[Saved entries]
:::

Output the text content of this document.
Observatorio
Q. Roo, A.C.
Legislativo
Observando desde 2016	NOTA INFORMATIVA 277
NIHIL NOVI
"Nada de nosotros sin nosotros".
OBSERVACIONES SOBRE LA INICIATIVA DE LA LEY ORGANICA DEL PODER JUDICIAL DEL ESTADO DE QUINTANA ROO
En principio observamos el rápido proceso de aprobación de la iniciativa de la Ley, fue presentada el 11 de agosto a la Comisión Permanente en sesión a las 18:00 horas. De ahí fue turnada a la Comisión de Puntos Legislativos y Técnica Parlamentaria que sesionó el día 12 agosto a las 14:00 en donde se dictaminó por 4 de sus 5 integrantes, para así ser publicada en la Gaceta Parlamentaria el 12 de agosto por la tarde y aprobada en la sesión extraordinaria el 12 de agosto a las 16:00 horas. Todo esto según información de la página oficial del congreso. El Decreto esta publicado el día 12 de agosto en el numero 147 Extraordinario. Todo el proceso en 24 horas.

:::

▶ _Exercise prompt_
Copy each line of the data above without altering a single character.

▶ _The output_
Output the text content of this document.
Observatorio
Q. Roo, A.C.
Legislativo
Observando desde 2016	NOTA INFORMATIVA 277
NIHIL NOVI
"Nada de nosotros sin nosotros".
OBSERVACIONES SOBRE LA INICIATIVA DE LA LEY ORGANICA DEL PODER JUDICIAL DEL ESTADO DE QUINTANA ROO
En principio observamos el rápido proceso de aprobación de la iniciativa de la Ley, fue presentada el 11 de agosto a la Comisión Permanente en sesión a las 18:00 horas. De ahí fue turnada a la Comisión de Puntos Legislativos y Técnica Parlamentaria que sesionó el día 12 agosto a las 14:00 en donde se dictaminó por 4 de sus 5 integrantes, para así ser publicada en la Gaceta Parlamentaria el 12 de agosto por la tarde y aprobada en la sesión extraordinaria el 12 de agosto a las 16:00 horas. Todo esto según información de la página oficial del congreso. El Decreto esta publicado el día 12 de agosto en el numero 147 Extraordinario. Todo el proceso en 24 horas.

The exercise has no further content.